*Input data*:
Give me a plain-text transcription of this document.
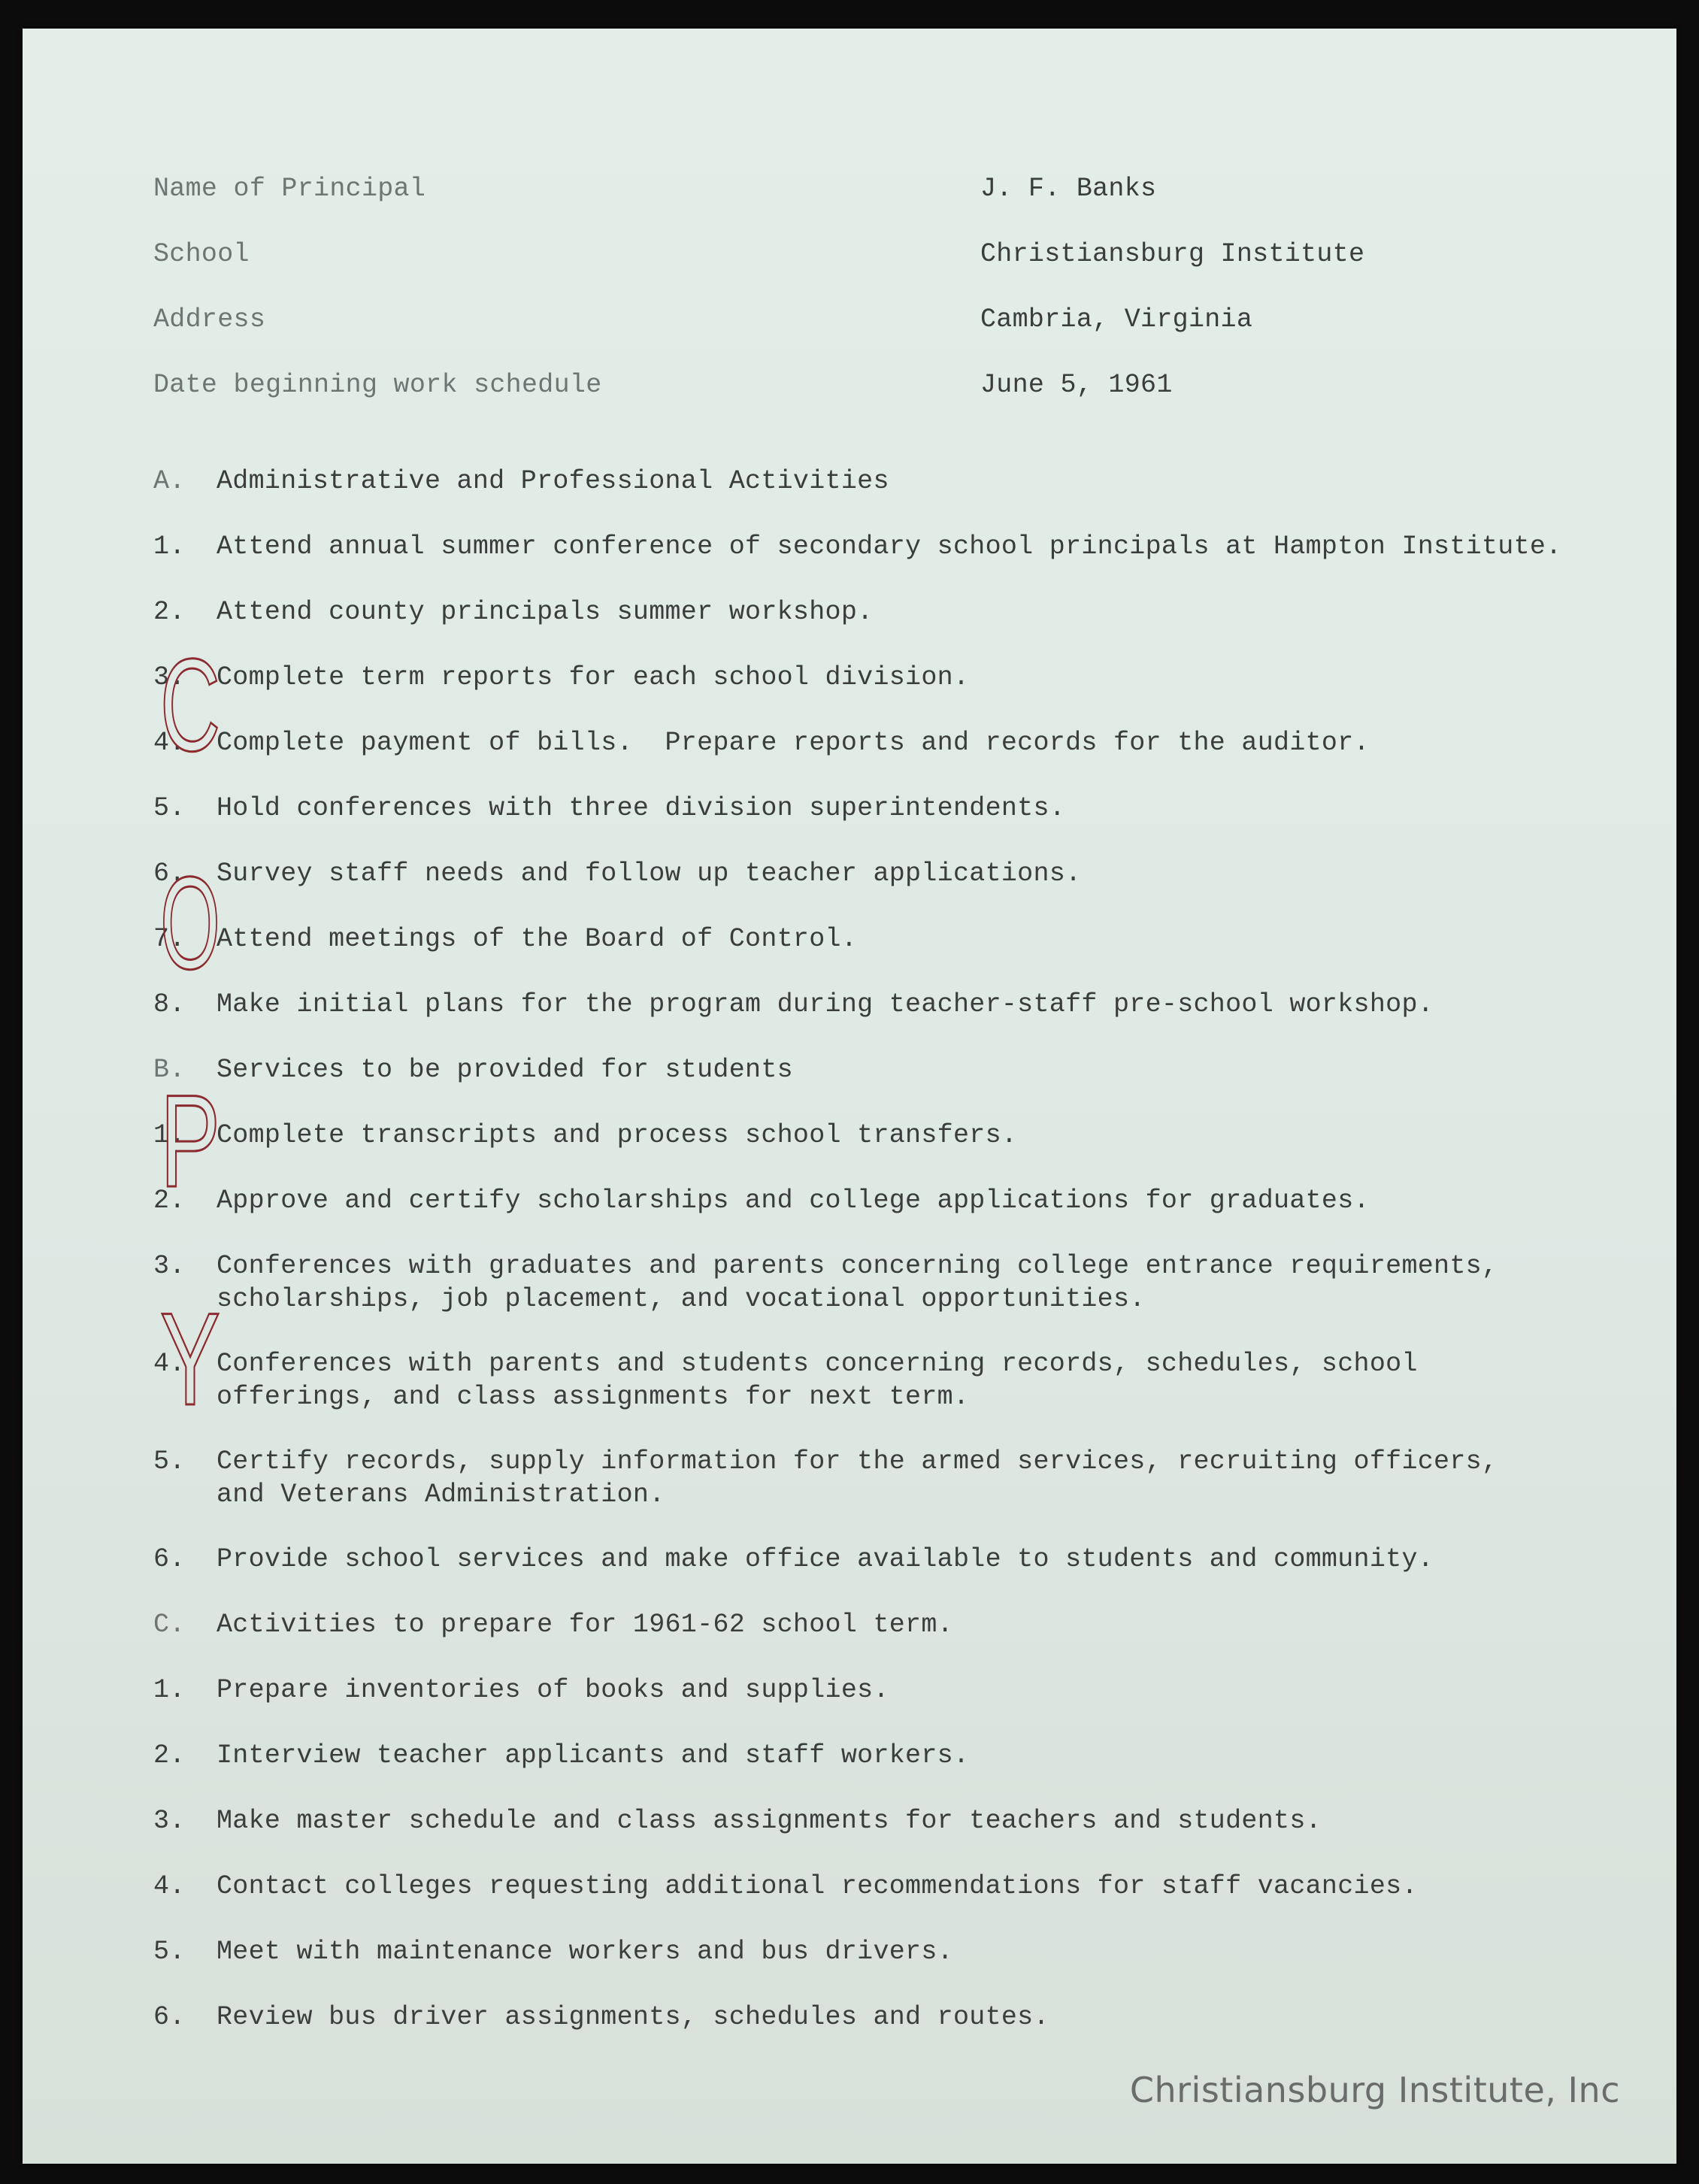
Name of Principal	J. F. Banks
School	Christiansburg Institute
Address	Cambria, Virginia
Date beginning work schedule	June 5, 1961
A. Administrative and Professional Activities
1. Attend annual summer conference of secondary school principals at Hampton Institute.
2. Attend county principals summer workshop.
3. Complete term reports for each school division.
4. Complete payment of bills.  Prepare reports and records for the auditor.
5. Hold conferences with three division superintendents.
6. Survey staff needs and follow up teacher applications.
7. Attend meetings of the Board of Control.
8. Make initial plans for the program during teacher-staff pre-school workshop.
B. Services to be provided for students
1. Complete transcripts and process school transfers.
2. Approve and certify scholarships and college applications for graduates.
3. Conferences with graduates and parents concerning college entrance requirements,
scholarships, job placement, and vocational opportunities.
4. Conferences with parents and students concerning records, schedules, school
offerings, and class assignments for next term.
5. Certify records, supply information for the armed services, recruiting officers,
and Veterans Administration.
6. Provide school services and make office available to students and community.
C. Activities to prepare for 1961-62 school term.
1. Prepare inventories of books and supplies.
2. Interview teacher applicants and staff workers.
3. Make master schedule and class assignments for teachers and students.
4. Contact colleges requesting additional recommendations for staff vacancies.
5. Meet with maintenance workers and bus drivers.
6. Review bus driver assignments, schedules and routes.
C
O
P
Y
Christiansburg Institute, Inc
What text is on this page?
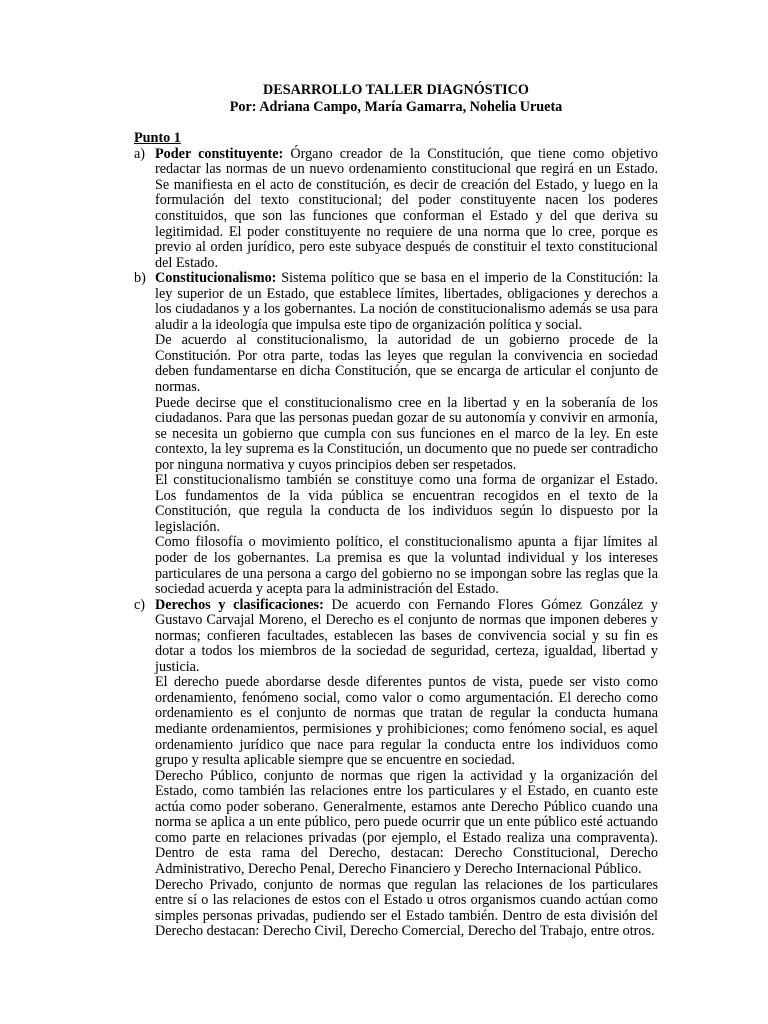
DESARROLLO TALLER DIAGNÓSTICO
Por: Adriana Campo, María Gamarra, Nohelia Urueta
Punto 1
a) Poder constituyente: Órgano creador de la Constitución, que tiene como objetivo redactar las normas de un nuevo ordenamiento constitucional que regirá en un Estado. Se manifiesta en el acto de constitución, es decir de creación del Estado, y luego en la formulación del texto constitucional; del poder constituyente nacen los poderes constituidos, que son las funciones que conforman el Estado y del que deriva su legitimidad. El poder constituyente no requiere de una norma que lo cree, porque es previo al orden jurídico, pero este subyace después de constituir el texto constitucional del Estado.

b) Constitucionalismo: Sistema político que se basa en el imperio de la Constitución: la ley superior de un Estado, que establece límites, libertades, obligaciones y derechos a los ciudadanos y a los gobernantes. La noción de constitucionalismo además se usa para aludir a la ideología que impulsa este tipo de organización política y social.

De acuerdo al constitucionalismo, la autoridad de un gobierno procede de la Constitución. Por otra parte, todas las leyes que regulan la convivencia en sociedad deben fundamentarse en dicha Constitución, que se encarga de articular el conjunto de normas.

Puede decirse que el constitucionalismo cree en la libertad y en la soberanía de los ciudadanos. Para que las personas puedan gozar de su autonomía y convivir en armonía, se necesita un gobierno que cumpla con sus funciones en el marco de la ley. En este contexto, la ley suprema es la Constitución, un documento que no puede ser contradicho por ninguna normativa y cuyos principios deben ser respetados.

El constitucionalismo también se constituye como una forma de organizar el Estado. Los fundamentos de la vida pública se encuentran recogidos en el texto de la Constitución, que regula la conducta de los individuos según lo dispuesto por la legislación.

Como filosofía o movimiento político, el constitucionalismo apunta a fijar límites al poder de los gobernantes. La premisa es que la voluntad individual y los intereses particulares de una persona a cargo del gobierno no se impongan sobre las reglas que la sociedad acuerda y acepta para la administración del Estado.

c) Derechos y clasificaciones: De acuerdo con Fernando Flores Gómez González y Gustavo Carvajal Moreno, el Derecho es el conjunto de normas que imponen deberes y normas; confieren facultades, establecen las bases de convivencia social y su fin es dotar a todos los miembros de la sociedad de seguridad, certeza, igualdad, libertad y justicia.

El derecho puede abordarse desde diferentes puntos de vista, puede ser visto como ordenamiento, fenómeno social, como valor o como argumentación. El derecho como ordenamiento es el conjunto de normas que tratan de regular la conducta humana mediante ordenamientos, permisiones y prohibiciones; como fenómeno social, es aquel ordenamiento jurídico que nace para regular la conducta entre los individuos como grupo y resulta aplicable siempre que se encuentre en sociedad.

Derecho Público, conjunto de normas que rigen la actividad y la organización del Estado, como también las relaciones entre los particulares y el Estado, en cuanto este actúa como poder soberano. Generalmente, estamos ante Derecho Público cuando una norma se aplica a un ente público, pero puede ocurrir que un ente público esté actuando como parte en relaciones privadas (por ejemplo, el Estado realiza una compraventa). Dentro de esta rama del Derecho, destacan: Derecho Constitucional, Derecho Administrativo, Derecho Penal, Derecho Financiero y Derecho Internacional Público.

Derecho Privado, conjunto de normas que regulan las relaciones de los particulares entre sí o las relaciones de estos con el Estado u otros organismos cuando actúan como simples personas privadas, pudiendo ser el Estado también. Dentro de esta división del Derecho destacan: Derecho Civil, Derecho Comercial, Derecho del Trabajo, entre otros.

*Required task*:
Take every line from the records above that has the word "assignments" and copy it.

*Answer to this exercise*:
offerings, and class assignments for next term.
3. Make master schedule and class assignments for teachers and students.
6. Review bus driver assignments, schedules and routes.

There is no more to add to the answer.